Records

-- Start --

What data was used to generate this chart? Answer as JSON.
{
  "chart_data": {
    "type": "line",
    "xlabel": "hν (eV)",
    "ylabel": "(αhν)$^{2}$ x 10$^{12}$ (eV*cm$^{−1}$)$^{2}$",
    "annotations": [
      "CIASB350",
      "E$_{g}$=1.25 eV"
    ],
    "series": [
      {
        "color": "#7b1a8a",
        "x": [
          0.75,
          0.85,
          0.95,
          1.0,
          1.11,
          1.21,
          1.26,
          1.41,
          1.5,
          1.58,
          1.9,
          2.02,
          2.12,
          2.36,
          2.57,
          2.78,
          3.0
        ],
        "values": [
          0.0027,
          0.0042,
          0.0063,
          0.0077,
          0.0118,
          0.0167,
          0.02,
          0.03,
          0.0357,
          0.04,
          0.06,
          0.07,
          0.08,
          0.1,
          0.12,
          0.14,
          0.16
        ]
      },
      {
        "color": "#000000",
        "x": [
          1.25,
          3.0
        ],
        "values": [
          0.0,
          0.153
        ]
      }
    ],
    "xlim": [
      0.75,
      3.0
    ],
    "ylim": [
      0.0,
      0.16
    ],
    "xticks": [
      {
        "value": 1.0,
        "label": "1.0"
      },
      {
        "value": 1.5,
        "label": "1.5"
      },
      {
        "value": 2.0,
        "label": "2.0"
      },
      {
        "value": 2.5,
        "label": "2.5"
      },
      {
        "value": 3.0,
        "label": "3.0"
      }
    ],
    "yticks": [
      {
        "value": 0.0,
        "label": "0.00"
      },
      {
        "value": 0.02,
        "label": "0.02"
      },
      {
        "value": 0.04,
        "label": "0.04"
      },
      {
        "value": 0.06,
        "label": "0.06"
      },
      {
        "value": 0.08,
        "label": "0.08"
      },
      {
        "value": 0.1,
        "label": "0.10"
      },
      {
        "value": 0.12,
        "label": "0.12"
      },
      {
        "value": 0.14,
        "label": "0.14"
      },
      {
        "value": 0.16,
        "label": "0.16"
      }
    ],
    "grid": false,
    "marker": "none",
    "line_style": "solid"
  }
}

-- End --

Each line of the material above must be retyped precisely.

▶ _Answer to the exercise_
What data was used to generate this chart? Answer as JSON.
{
  "chart_data": {
    "type": "line",
    "xlabel": "hν (eV)",
    "ylabel": "(αhν)$^{2}$ x 10$^{12}$ (eV*cm$^{−1}$)$^{2}$",
    "annotations": [
      "CIASB350",
      "E$_{g}$=1.25 eV"
    ],
    "series": [
      {
        "color": "#7b1a8a",
        "x": [
          0.75,
          0.85,
          0.95,
          1.0,
          1.11,
          1.21,
          1.26,
          1.41,
          1.5,
          1.58,
          1.9,
          2.02,
          2.12,
          2.36,
          2.57,
          2.78,
          3.0
        ],
        "values": [
          0.0027,
          0.0042,
          0.0063,
          0.0077,
          0.0118,
          0.0167,
          0.02,
          0.03,
          0.0357,
          0.04,
          0.06,
          0.07,
          0.08,
          0.1,
          0.12,
          0.14,
          0.16
        ]
      },
      {
        "color": "#000000",
        "x": [
          1.25,
          3.0
        ],
        "values": [
          0.0,
          0.153
        ]
      }
    ],
    "xlim": [
      0.75,
      3.0
    ],
    "ylim": [
      0.0,
      0.16
    ],
    "xticks": [
      {
        "value": 1.0,
        "label": "1.0"
      },
      {
        "value": 1.5,
        "label": "1.5"
      },
      {
        "value": 2.0,
        "label": "2.0"
      },
      {
        "value": 2.5,
        "label": "2.5"
      },
      {
        "value": 3.0,
        "label": "3.0"
      }
    ],
    "yticks": [
      {
        "value": 0.0,
        "label": "0.00"
      },
      {
        "value": 0.02,
        "label": "0.02"
      },
      {
        "value": 0.04,
        "label": "0.04"
      },
      {
        "value": 0.06,
        "label": "0.06"
      },
      {
        "value": 0.08,
        "label": "0.08"
      },
      {
        "value": 0.1,
        "label": "0.10"
      },
      {
        "value": 0.12,
        "label": "0.12"
      },
      {
        "value": 0.14,
        "label": "0.14"
      },
      {
        "value": 0.16,
        "label": "0.16"
      }
    ],
    "grid": false,
    "marker": "none",
    "line_style": "solid"
  }
}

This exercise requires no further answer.